> [Written instruction]
Go through the data below and gather each line containing "онлайн".

───── Records to use

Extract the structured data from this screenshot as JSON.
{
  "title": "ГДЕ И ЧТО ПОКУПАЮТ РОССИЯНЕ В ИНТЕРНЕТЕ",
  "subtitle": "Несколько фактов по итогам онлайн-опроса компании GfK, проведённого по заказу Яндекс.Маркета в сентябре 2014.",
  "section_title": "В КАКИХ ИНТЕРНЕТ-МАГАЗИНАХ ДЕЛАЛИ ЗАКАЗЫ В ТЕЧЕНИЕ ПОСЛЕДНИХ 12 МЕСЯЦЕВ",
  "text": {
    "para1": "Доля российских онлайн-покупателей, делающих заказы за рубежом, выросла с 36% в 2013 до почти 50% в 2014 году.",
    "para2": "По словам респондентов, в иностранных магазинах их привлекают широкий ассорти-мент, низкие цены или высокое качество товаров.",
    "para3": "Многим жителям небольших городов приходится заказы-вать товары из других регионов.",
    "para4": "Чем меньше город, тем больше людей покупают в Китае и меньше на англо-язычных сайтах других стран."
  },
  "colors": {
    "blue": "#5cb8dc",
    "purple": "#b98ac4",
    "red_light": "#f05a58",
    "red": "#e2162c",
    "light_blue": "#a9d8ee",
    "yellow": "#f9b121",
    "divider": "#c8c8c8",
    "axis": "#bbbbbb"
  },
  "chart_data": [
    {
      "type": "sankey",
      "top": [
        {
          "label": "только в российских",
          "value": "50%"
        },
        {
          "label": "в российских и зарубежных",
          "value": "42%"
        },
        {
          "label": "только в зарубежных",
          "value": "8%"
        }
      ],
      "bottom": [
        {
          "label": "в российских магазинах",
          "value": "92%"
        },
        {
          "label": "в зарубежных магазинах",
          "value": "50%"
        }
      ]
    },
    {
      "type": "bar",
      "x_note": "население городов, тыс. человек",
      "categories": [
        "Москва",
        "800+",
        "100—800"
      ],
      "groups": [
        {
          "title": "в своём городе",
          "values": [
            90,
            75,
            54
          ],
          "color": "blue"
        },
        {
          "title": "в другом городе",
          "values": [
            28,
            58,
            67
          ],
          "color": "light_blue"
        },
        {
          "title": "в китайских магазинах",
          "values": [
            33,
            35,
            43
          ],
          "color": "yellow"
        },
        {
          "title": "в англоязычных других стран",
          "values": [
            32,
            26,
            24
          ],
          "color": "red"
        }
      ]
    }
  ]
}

──────────

> [Answer to this exercise]
  "subtitle": "Несколько фактов по итогам онлайн-опроса компании GfK, проведённого по заказу Яндекс.Маркета в сентябре 2014.",
    "para1": "Доля российских онлайн-покупателей, делающих заказы за рубежом, выросла с 36% в 2013 до почти 50% в 2014 году.",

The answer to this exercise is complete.